SET PROBLEM: Copy each line that contains the string "peculiarities".

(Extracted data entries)
# # #

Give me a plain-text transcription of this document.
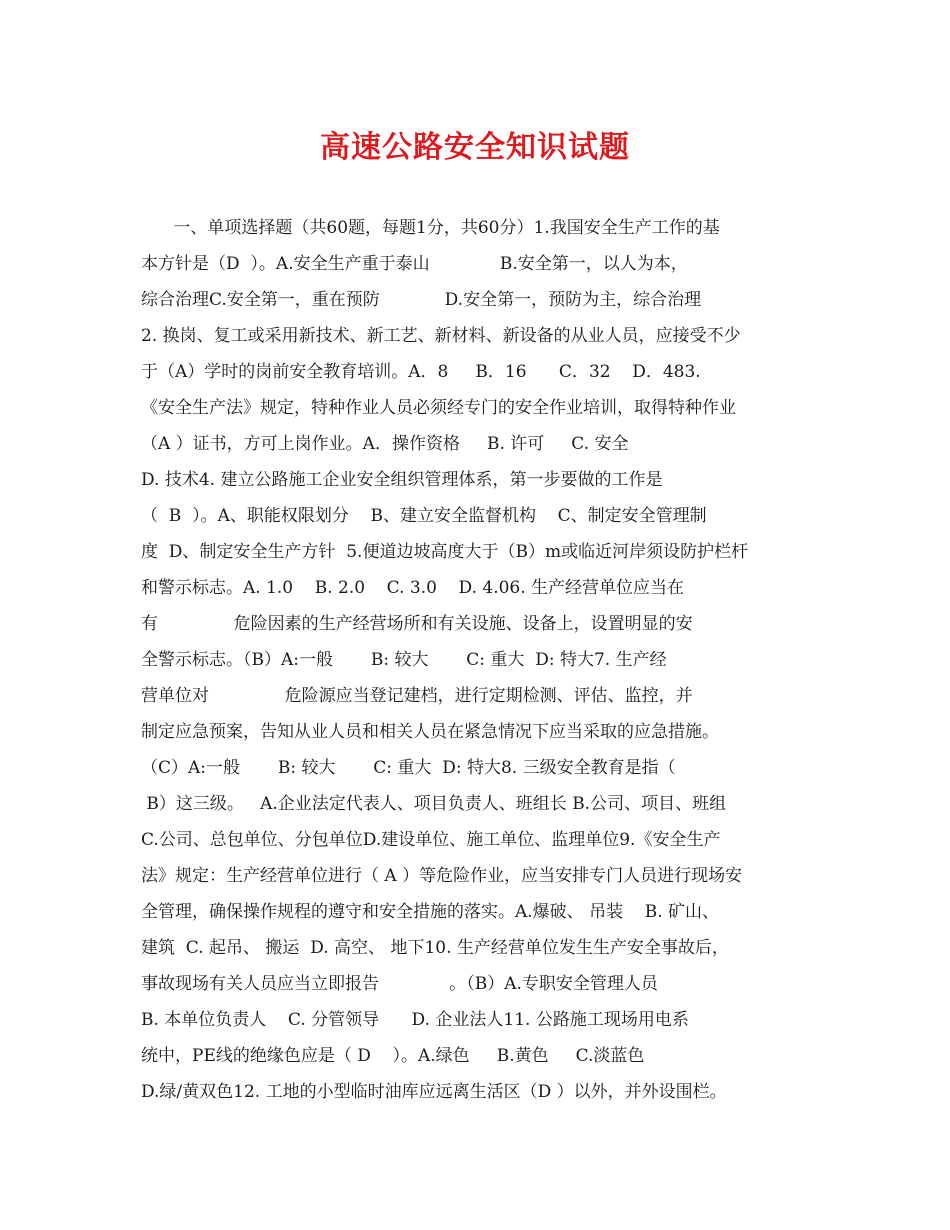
高速公路安全知识试题
一、单项选择题（共60题，每题1分，共60分）1.我国安全生产工作的基
本方针是（D  ）。A.安全生产重于泰山             B.安全第一，以人为本，
综合治理C.安全第一，重在预防            D.安全第一，预防为主，综合治理
2. 换岗、复工或采用新技术、新工艺、新材料、新设备的从业人员，应接受不少
于（A）学时的岗前安全教育培训。A．8     B．16      C．32    D．483.
《安全生产法》规定，特种作业人员必须经专门的安全作业培训，取得特种作业
（A ）证书，方可上岗作业。A．操作资格     B. 许可     C. 安全
D. 技术4. 建立公路施工企业安全组织管理体系，第一步要做的工作是
（  B  ）。A、职能权限划分    B、建立安全监督机构    C、制定安全管理制
度  D、制定安全生产方针  5.便道边坡高度大于（B）m或临近河岸须设防护栏杆
和警示标志。A. 1.0    B. 2.0    C. 3.0    D. 4.06. 生产经营单位应当在
有              危险因素的生产经营场所和有关设施、设备上，设置明显的安
全警示标志。（B）A:一般       B: 较大       C: 重大  D: 特大7. 生产经
营单位对              危险源应当登记建档，进行定期检测、评估、监控，并
制定应急预案，告知从业人员和相关人员在紧急情况下应当采取的应急措施。
（C）A:一般       B: 较大       C: 重大  D: 特大8. 三级安全教育是指（
B）这三级。   A.企业法定代表人、项目负责人、班组长 B.公司、项目、班组
C.公司、总包单位、分包单位D.建设单位、施工单位、监理单位9.《安全生产
法》规定：生产经营单位进行（ A ）等危险作业，应当安排专门人员进行现场安
全管理，确保操作规程的遵守和安全措施的落实。A.爆破、 吊装    B. 矿山、
建筑  C. 起吊、 搬运  D. 高空、 地下10. 生产经营单位发生生产安全事故后，
事故现场有关人员应当立即报告             。（B）A.专职安全管理人员
B. 本单位负责人    C. 分管领导      D. 企业法人11. 公路施工现场用电系
统中，PE线的绝缘色应是（ D    ）。A.绿色     B.黄色     C.淡蓝色
D.绿/黄双色12. 工地的小型临时油库应远离生活区（D ）以外，并外设围栏。
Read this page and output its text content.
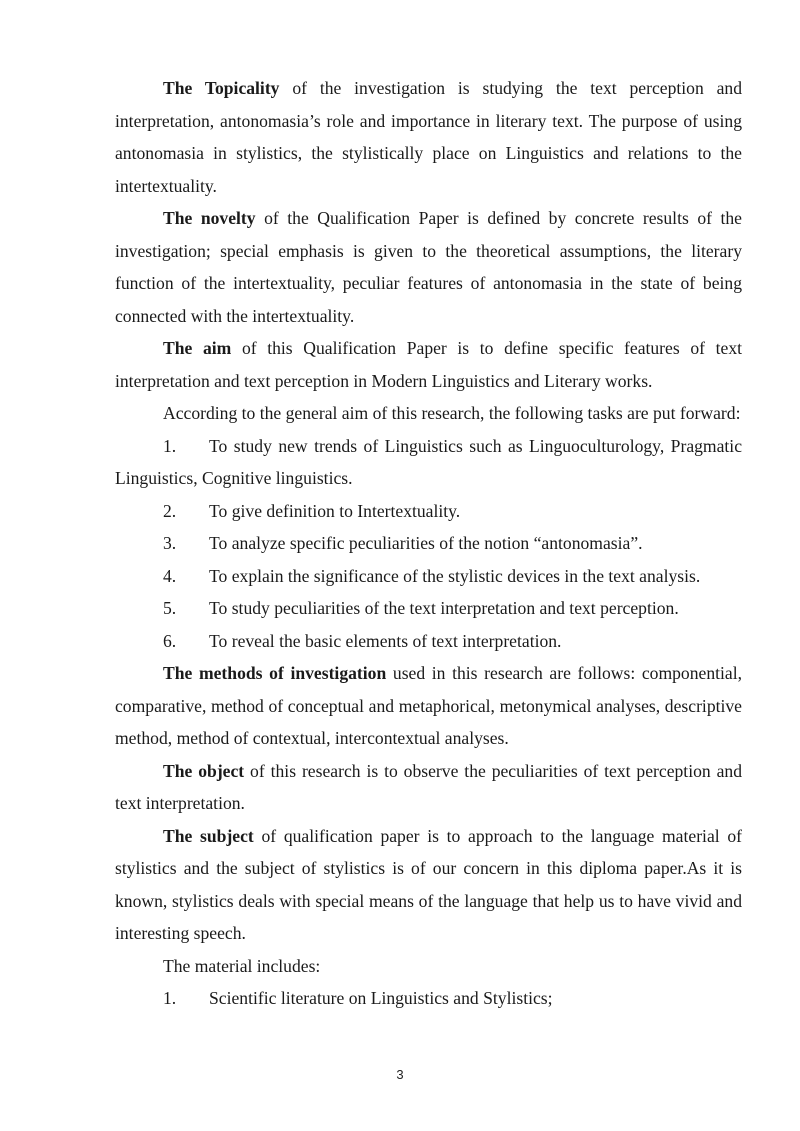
The Topicality of the investigation is studying the text perception and interpretation, antonomasia’s role and importance in literary text. The purpose of using antonomasia in stylistics, the stylistically place on Linguistics and relations to the intertextuality.

The novelty of the Qualification Paper is defined by concrete results of the investigation; special emphasis is given to the theoretical assumptions, the literary function of the intertextuality, peculiar features of antonomasia in the state of being connected with the intertextuality.

The aim of this Qualification Paper is to define specific features of text interpretation and text perception in Modern Linguistics and Literary works.

According to the general aim of this research, the following tasks are put forward:

1. To study new trends of Linguistics such as Linguoculturology, Pragmatic Linguistics, Cognitive linguistics.

2. To give definition to Intertextuality.

3. To analyze specific peculiarities of the notion “antonomasia”.

4. To explain the significance of the stylistic devices in the text analysis.

5. To study peculiarities of the text interpretation and text perception.

6. To reveal the basic elements of text interpretation.

The methods of investigation used in this research are follows: componential, comparative, method of conceptual and metaphorical, metonymical analyses, descriptive method, method of contextual, intercontextual analyses.

The object of this research is to observe the peculiarities of text perception and text interpretation.

The subject of qualification paper is to approach to the language material of stylistics and the subject of stylistics is of our concern in this diploma paper.As it is known, stylistics deals with special means of the language that help us to have vivid and interesting speech.

The material includes:

1. Scientific literature on Linguistics and Stylistics;

3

# # #

TASK OUTPUT:
3. To analyze specific peculiarities of the notion “antonomasia”.
5. To study peculiarities of the text interpretation and text perception.
The object of this research is to observe the peculiarities of text perception and text interpretation.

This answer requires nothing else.